PROBLEM DESCRIPTION:
Copy every row below character for character, leaving out the pictures.

Rows excerpted from a collection:
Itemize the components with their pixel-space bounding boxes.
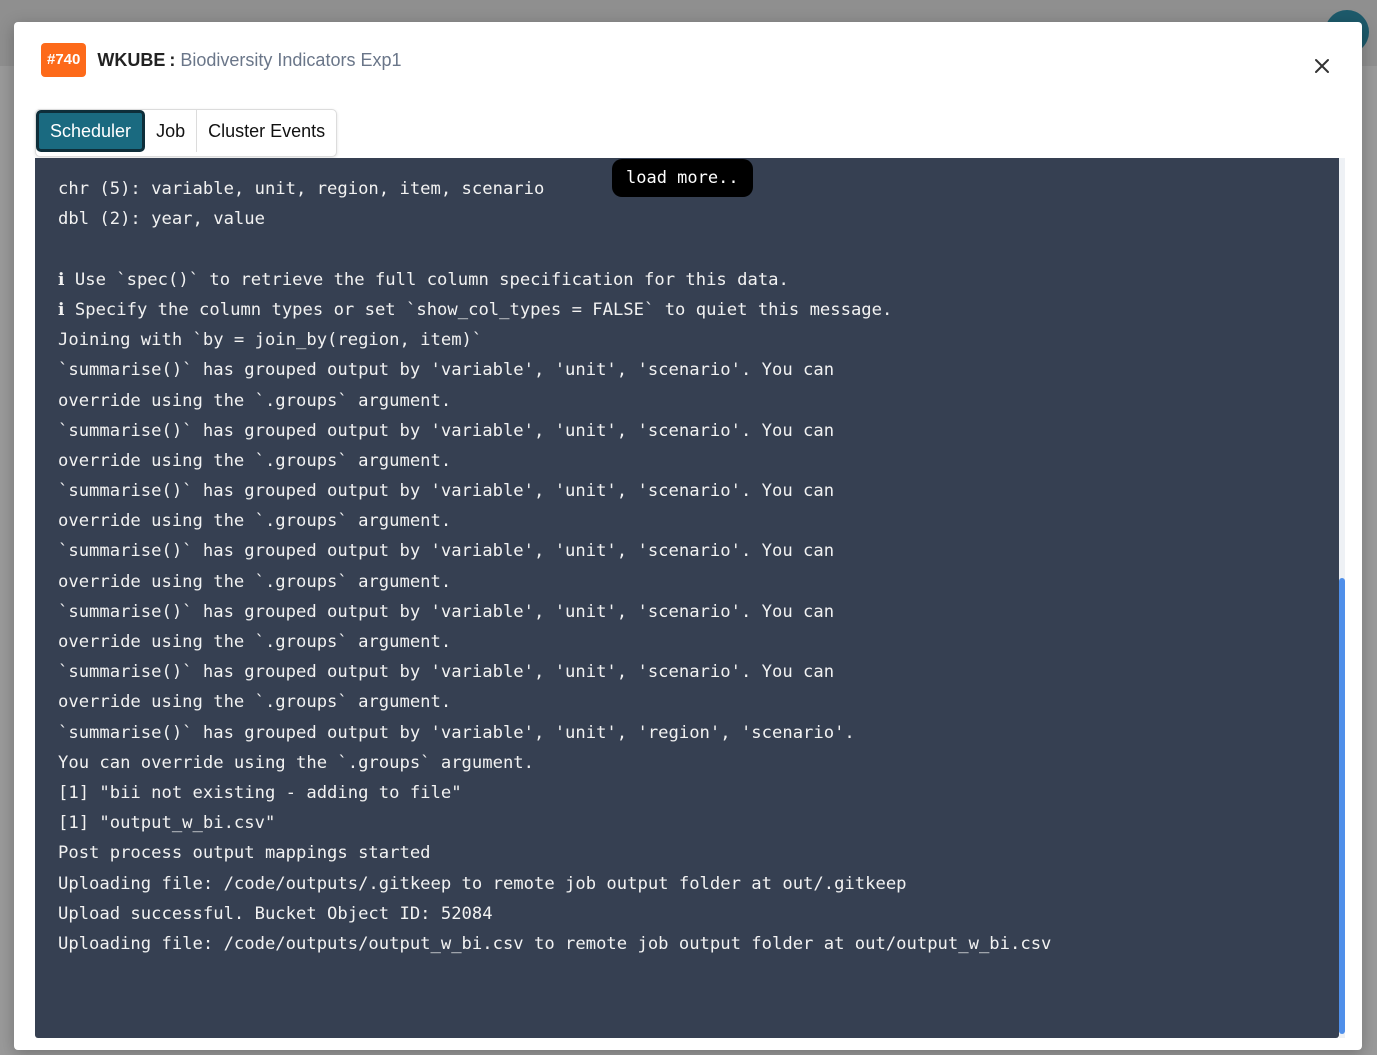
- log-line: Upload successful. Bucket Object ID: 520…: [58, 903, 493, 924]
- console-scrollbar[interactable]: [1339, 158, 1345, 1038]
- job-id-badge: #740: [41, 43, 87, 77]
- log-line: override using the `.groups` argument.: [58, 511, 452, 532]
- tab-bar: Scheduler Job Cluster Events: [35, 109, 338, 157]
- log-line: `summarise()` has grouped output by 'var…: [58, 601, 835, 622]
- log-line: Joining with `by = join_by(region, item)…: [58, 330, 483, 351]
- load-more-button[interactable]: load more..: [612, 159, 753, 197]
- log-line: override using the `.groups` argument.: [58, 571, 452, 592]
- log-line: ℹ Specify the column types or set `show_…: [58, 299, 893, 320]
- modal-title-separator: :: [169, 49, 176, 70]
- modal-header: #740 WKUBE : Biodiversity Indicators Exp…: [41, 43, 401, 77]
- log-line: [58, 235, 1051, 265]
- log-line: override using the `.groups` argument.: [58, 692, 452, 713]
- log-line: override using the `.groups` argument.: [58, 632, 452, 652]
- log-line: [1] "bii not existing - adding to file": [58, 782, 462, 803]
- log-line: override using the `.groups` argument.: [58, 450, 452, 471]
- close-icon: [1315, 59, 1329, 73]
- log-line: Uploading file: /code/outputs/output_w_b…: [58, 933, 1052, 954]
- log-line-partial: [58, 158, 1051, 174]
- log-line: Post process output mappings started: [58, 843, 431, 864]
- log-line: chr (5): variable, unit, region, item, s…: [58, 179, 545, 200]
- log-line: `summarise()` has grouped output by 'var…: [58, 360, 835, 381]
- tab-scheduler[interactable]: Scheduler: [36, 110, 146, 152]
- modal-title-job-name: Biodiversity Indicators Exp1: [180, 49, 402, 70]
- log-line: `summarise()` has grouped output by 'var…: [58, 722, 855, 743]
- log-line: Uploading file: /code/outputs/.gitkeep t…: [58, 873, 907, 894]
- log-line: [1] "output_w_bi.csv": [58, 813, 276, 834]
- tab-cluster-events[interactable]: Cluster Events: [197, 110, 336, 152]
- log-line: override using the `.groups` argument.: [58, 390, 452, 411]
- log-line: dbl (2): year, value: [58, 209, 265, 230]
- close-button[interactable]: [1310, 54, 1334, 78]
- log-line: `summarise()` has grouped output by 'var…: [58, 420, 835, 441]
- log-line: `summarise()` has grouped output by 'var…: [58, 481, 835, 502]
- log-line: ℹ Use `spec()` to retrieve the full colu…: [58, 269, 789, 290]
- job-details-modal: #740 WKUBE : Biodiversity Indicators Exp…: [14, 22, 1362, 1050]
- tab-job[interactable]: Job: [145, 110, 198, 152]
- log-console[interactable]: chr (5): variable, unit, region, item, s…: [35, 158, 1339, 1038]
- log-line: `summarise()` has grouped output by 'var…: [58, 541, 835, 562]
- log-line: You can override using the `.groups` arg…: [58, 752, 534, 773]
- console-scrollbar-thumb[interactable]: [1339, 578, 1345, 1034]
- modal-title-app: WKUBE: [97, 49, 166, 70]
- log-line: `summarise()` has grouped output by 'var…: [58, 662, 835, 683]
- log-lines: chr (5): variable, unit, region, item, s…: [58, 158, 1051, 959]
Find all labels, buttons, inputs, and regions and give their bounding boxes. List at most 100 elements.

THE ANSWER:
Itemize the components with their pixel-space bounding boxes.
- log-line: Upload successful. Bucket Object ID: 520…: [58, 903, 493, 924]
- console-scrollbar[interactable]: [1339, 158, 1345, 1038]
- job-id-badge: #740: [41, 43, 87, 77]
- log-line: override using the `.groups` argument.: [58, 511, 452, 532]
- tab-bar: Scheduler Job Cluster Events: [35, 109, 338, 157]
- log-line: `summarise()` has grouped output by 'var…: [58, 601, 835, 622]
- log-line: Joining with `by = join_by(region, item)…: [58, 330, 483, 351]
- load-more-button[interactable]: load more..: [612, 159, 753, 197]
- log-line: override using the `.groups` argument.: [58, 571, 452, 592]
- log-line: ℹ Specify the column types or set `show_…: [58, 299, 893, 320]
- modal-title-separator: :: [169, 49, 176, 70]
- modal-header: #740 WKUBE : Biodiversity Indicators Exp…: [41, 43, 401, 77]
- log-line: [58, 235, 1051, 265]
- log-line: override using the `.groups` argument.: [58, 692, 452, 713]
- log-line: override using the `.groups` argument.: [58, 632, 452, 652]
- log-line: [1] "bii not existing - adding to file": [58, 782, 462, 803]
- log-line: override using the `.groups` argument.: [58, 450, 452, 471]
- close-icon: [1315, 59, 1329, 73]
- log-line: Uploading file: /code/outputs/output_w_b…: [58, 933, 1052, 954]
- log-line-partial: [58, 158, 1051, 174]
- log-line: Post process output mappings started: [58, 843, 431, 864]
- log-line: chr (5): variable, unit, region, item, s…: [58, 179, 545, 200]
- log-line: `summarise()` has grouped output by 'var…: [58, 360, 835, 381]
- tab-scheduler[interactable]: Scheduler: [36, 110, 146, 152]
- modal-title-job-name: Biodiversity Indicators Exp1: [180, 49, 402, 70]
- log-line: `summarise()` has grouped output by 'var…: [58, 722, 855, 743]
- log-line: Uploading file: /code/outputs/.gitkeep t…: [58, 873, 907, 894]
- log-line: [1] "output_w_bi.csv": [58, 813, 276, 834]
- tab-cluster-events[interactable]: Cluster Events: [197, 110, 336, 152]
- log-line: override using the `.groups` argument.: [58, 390, 452, 411]
- log-line: dbl (2): year, value: [58, 209, 265, 230]
- close-button[interactable]: [1310, 54, 1334, 78]
- log-line: `summarise()` has grouped output by 'var…: [58, 420, 835, 441]
- log-line: `summarise()` has grouped output by 'var…: [58, 481, 835, 502]
- log-line: ℹ Use `spec()` to retrieve the full colu…: [58, 269, 789, 290]
- job-details-modal: #740 WKUBE : Biodiversity Indicators Exp…: [14, 22, 1362, 1050]
- tab-job[interactable]: Job: [145, 110, 198, 152]
- log-console[interactable]: chr (5): variable, unit, region, item, s…: [35, 158, 1339, 1038]
- log-line: `summarise()` has grouped output by 'var…: [58, 541, 835, 562]
- log-line: You can override using the `.groups` arg…: [58, 752, 534, 773]
- console-scrollbar-thumb[interactable]: [1339, 578, 1345, 1034]
- modal-title-app: WKUBE: [97, 49, 166, 70]
- log-line: `summarise()` has grouped output by 'var…: [58, 662, 835, 683]
- log-lines: chr (5): variable, unit, region, item, s…: [58, 158, 1051, 959]
Find all labels, buttons, inputs, and regions and give their bounding boxes. List at most 100 elements.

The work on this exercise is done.